Repeat every line exactly, keeping the pictures out of the copy.

* BEGIN TASK INPUT *

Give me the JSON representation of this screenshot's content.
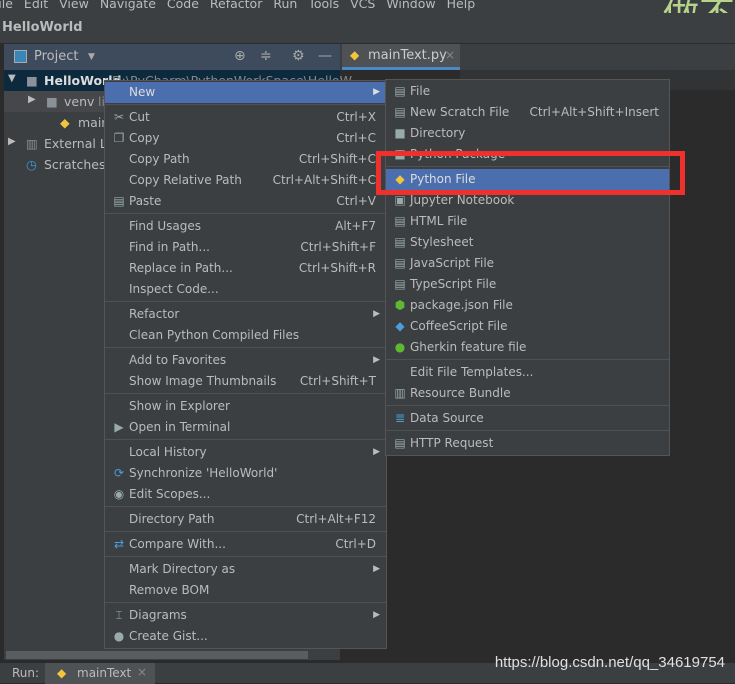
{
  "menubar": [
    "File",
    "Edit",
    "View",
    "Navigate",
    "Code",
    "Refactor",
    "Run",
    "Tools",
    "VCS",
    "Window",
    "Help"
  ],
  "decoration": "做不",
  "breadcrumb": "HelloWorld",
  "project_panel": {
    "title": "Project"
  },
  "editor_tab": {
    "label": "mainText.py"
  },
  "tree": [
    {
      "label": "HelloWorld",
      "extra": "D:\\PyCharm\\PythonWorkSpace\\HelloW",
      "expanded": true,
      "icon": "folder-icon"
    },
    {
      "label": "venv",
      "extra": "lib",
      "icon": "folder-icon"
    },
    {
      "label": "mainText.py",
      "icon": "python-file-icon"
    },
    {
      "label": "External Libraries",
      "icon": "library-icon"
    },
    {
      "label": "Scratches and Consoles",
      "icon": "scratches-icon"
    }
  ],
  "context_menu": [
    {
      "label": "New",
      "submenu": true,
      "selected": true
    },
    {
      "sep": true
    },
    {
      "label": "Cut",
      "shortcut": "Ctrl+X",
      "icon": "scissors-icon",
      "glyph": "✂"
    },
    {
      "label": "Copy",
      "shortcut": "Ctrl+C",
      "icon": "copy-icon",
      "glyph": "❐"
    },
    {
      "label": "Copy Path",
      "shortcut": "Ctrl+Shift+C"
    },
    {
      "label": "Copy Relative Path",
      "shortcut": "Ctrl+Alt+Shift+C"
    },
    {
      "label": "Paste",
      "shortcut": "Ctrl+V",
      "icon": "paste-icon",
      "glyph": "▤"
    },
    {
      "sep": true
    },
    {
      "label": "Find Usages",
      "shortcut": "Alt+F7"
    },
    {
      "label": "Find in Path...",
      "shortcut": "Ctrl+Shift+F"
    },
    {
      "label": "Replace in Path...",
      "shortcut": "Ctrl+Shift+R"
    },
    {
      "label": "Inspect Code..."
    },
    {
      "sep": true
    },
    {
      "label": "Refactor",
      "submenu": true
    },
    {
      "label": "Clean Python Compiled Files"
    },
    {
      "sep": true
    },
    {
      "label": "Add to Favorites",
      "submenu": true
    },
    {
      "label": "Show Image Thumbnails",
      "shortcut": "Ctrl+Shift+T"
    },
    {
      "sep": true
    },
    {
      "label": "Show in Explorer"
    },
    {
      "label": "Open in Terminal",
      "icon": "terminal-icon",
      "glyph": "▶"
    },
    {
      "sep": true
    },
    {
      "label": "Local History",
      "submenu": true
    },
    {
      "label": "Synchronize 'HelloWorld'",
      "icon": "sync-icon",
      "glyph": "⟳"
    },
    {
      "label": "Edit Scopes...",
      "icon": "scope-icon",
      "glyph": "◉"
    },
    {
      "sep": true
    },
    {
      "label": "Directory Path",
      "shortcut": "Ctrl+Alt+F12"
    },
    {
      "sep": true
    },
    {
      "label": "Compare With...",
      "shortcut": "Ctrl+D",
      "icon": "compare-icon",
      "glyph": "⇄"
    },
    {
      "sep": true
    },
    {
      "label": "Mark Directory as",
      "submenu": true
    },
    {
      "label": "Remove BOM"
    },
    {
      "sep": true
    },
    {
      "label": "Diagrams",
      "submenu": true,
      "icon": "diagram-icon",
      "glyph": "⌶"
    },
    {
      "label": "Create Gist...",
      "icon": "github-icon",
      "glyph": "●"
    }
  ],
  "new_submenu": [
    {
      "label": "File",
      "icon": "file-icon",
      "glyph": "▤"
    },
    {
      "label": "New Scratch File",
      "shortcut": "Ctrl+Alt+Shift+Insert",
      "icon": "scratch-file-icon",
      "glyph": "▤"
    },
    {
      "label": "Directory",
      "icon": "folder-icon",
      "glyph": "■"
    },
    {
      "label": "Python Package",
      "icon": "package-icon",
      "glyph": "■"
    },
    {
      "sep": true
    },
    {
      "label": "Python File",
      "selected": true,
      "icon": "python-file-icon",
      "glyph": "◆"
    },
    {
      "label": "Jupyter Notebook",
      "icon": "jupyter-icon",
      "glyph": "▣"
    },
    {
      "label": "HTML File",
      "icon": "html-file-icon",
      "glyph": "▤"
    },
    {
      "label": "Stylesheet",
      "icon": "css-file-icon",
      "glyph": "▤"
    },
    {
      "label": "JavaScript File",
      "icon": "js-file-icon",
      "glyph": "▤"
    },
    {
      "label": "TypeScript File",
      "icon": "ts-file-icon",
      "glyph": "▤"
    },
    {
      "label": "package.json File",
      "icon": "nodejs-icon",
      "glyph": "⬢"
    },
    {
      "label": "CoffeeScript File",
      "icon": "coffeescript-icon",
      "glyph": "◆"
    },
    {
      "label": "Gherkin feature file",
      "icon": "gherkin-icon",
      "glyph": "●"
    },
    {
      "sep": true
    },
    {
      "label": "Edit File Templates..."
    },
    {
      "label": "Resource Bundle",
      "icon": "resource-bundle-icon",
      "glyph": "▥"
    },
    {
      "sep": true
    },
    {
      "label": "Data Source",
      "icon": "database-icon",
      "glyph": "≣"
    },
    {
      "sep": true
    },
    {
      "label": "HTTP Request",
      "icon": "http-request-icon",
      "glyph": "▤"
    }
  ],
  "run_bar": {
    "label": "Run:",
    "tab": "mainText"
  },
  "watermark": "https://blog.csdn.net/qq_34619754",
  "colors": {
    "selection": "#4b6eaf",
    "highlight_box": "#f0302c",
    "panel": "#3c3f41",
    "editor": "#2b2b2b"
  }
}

* END TASK INPUT *

SOLUTION TO THIS EXERCISE:
Give me the JSON representation of this screenshot's content.
{
  "menubar": [
    "File",
    "Edit",
    "View",
    "Navigate",
    "Code",
    "Refactor",
    "Run",
    "Tools",
    "VCS",
    "Window",
    "Help"
  ],
  "decoration": "做不",
  "breadcrumb": "HelloWorld",
  "project_panel": {
    "title": "Project"
  },
  "editor_tab": {
    "label": "mainText.py"
  },
  "tree": [
    {
      "label": "HelloWorld",
      "extra": "D:\\PyCharm\\PythonWorkSpace\\HelloW",
      "expanded": true,
      "icon": "folder-icon"
    },
    {
      "label": "venv",
      "extra": "lib",
      "icon": "folder-icon"
    },
    {
      "label": "mainText.py",
      "icon": "python-file-icon"
    },
    {
      "label": "External Libraries",
      "icon": "library-icon"
    },
    {
      "label": "Scratches and Consoles",
      "icon": "scratches-icon"
    }
  ],
  "context_menu": [
    {
      "label": "New",
      "submenu": true,
      "selected": true
    },
    {
      "sep": true
    },
    {
      "label": "Cut",
      "shortcut": "Ctrl+X",
      "icon": "scissors-icon",
      "glyph": "✂"
    },
    {
      "label": "Copy",
      "shortcut": "Ctrl+C",
      "icon": "copy-icon",
      "glyph": "❐"
    },
    {
      "label": "Copy Path",
      "shortcut": "Ctrl+Shift+C"
    },
    {
      "label": "Copy Relative Path",
      "shortcut": "Ctrl+Alt+Shift+C"
    },
    {
      "label": "Paste",
      "shortcut": "Ctrl+V",
      "icon": "paste-icon",
      "glyph": "▤"
    },
    {
      "sep": true
    },
    {
      "label": "Find Usages",
      "shortcut": "Alt+F7"
    },
    {
      "label": "Find in Path...",
      "shortcut": "Ctrl+Shift+F"
    },
    {
      "label": "Replace in Path...",
      "shortcut": "Ctrl+Shift+R"
    },
    {
      "label": "Inspect Code..."
    },
    {
      "sep": true
    },
    {
      "label": "Refactor",
      "submenu": true
    },
    {
      "label": "Clean Python Compiled Files"
    },
    {
      "sep": true
    },
    {
      "label": "Add to Favorites",
      "submenu": true
    },
    {
      "label": "Show Image Thumbnails",
      "shortcut": "Ctrl+Shift+T"
    },
    {
      "sep": true
    },
    {
      "label": "Show in Explorer"
    },
    {
      "label": "Open in Terminal",
      "icon": "terminal-icon",
      "glyph": "▶"
    },
    {
      "sep": true
    },
    {
      "label": "Local History",
      "submenu": true
    },
    {
      "label": "Synchronize 'HelloWorld'",
      "icon": "sync-icon",
      "glyph": "⟳"
    },
    {
      "label": "Edit Scopes...",
      "icon": "scope-icon",
      "glyph": "◉"
    },
    {
      "sep": true
    },
    {
      "label": "Directory Path",
      "shortcut": "Ctrl+Alt+F12"
    },
    {
      "sep": true
    },
    {
      "label": "Compare With...",
      "shortcut": "Ctrl+D",
      "icon": "compare-icon",
      "glyph": "⇄"
    },
    {
      "sep": true
    },
    {
      "label": "Mark Directory as",
      "submenu": true
    },
    {
      "label": "Remove BOM"
    },
    {
      "sep": true
    },
    {
      "label": "Diagrams",
      "submenu": true,
      "icon": "diagram-icon",
      "glyph": "⌶"
    },
    {
      "label": "Create Gist...",
      "icon": "github-icon",
      "glyph": "●"
    }
  ],
  "new_submenu": [
    {
      "label": "File",
      "icon": "file-icon",
      "glyph": "▤"
    },
    {
      "label": "New Scratch File",
      "shortcut": "Ctrl+Alt+Shift+Insert",
      "icon": "scratch-file-icon",
      "glyph": "▤"
    },
    {
      "label": "Directory",
      "icon": "folder-icon",
      "glyph": "■"
    },
    {
      "label": "Python Package",
      "icon": "package-icon",
      "glyph": "■"
    },
    {
      "sep": true
    },
    {
      "label": "Python File",
      "selected": true,
      "icon": "python-file-icon",
      "glyph": "◆"
    },
    {
      "label": "Jupyter Notebook",
      "icon": "jupyter-icon",
      "glyph": "▣"
    },
    {
      "label": "HTML File",
      "icon": "html-file-icon",
      "glyph": "▤"
    },
    {
      "label": "Stylesheet",
      "icon": "css-file-icon",
      "glyph": "▤"
    },
    {
      "label": "JavaScript File",
      "icon": "js-file-icon",
      "glyph": "▤"
    },
    {
      "label": "TypeScript File",
      "icon": "ts-file-icon",
      "glyph": "▤"
    },
    {
      "label": "package.json File",
      "icon": "nodejs-icon",
      "glyph": "⬢"
    },
    {
      "label": "CoffeeScript File",
      "icon": "coffeescript-icon",
      "glyph": "◆"
    },
    {
      "label": "Gherkin feature file",
      "icon": "gherkin-icon",
      "glyph": "●"
    },
    {
      "sep": true
    },
    {
      "label": "Edit File Templates..."
    },
    {
      "label": "Resource Bundle",
      "icon": "resource-bundle-icon",
      "glyph": "▥"
    },
    {
      "sep": true
    },
    {
      "label": "Data Source",
      "icon": "database-icon",
      "glyph": "≣"
    },
    {
      "sep": true
    },
    {
      "label": "HTTP Request",
      "icon": "http-request-icon",
      "glyph": "▤"
    }
  ],
  "run_bar": {
    "label": "Run:",
    "tab": "mainText"
  },
  "watermark": "https://blog.csdn.net/qq_34619754",
  "colors": {
    "selection": "#4b6eaf",
    "highlight_box": "#f0302c",
    "panel": "#3c3f41",
    "editor": "#2b2b2b"
  }
}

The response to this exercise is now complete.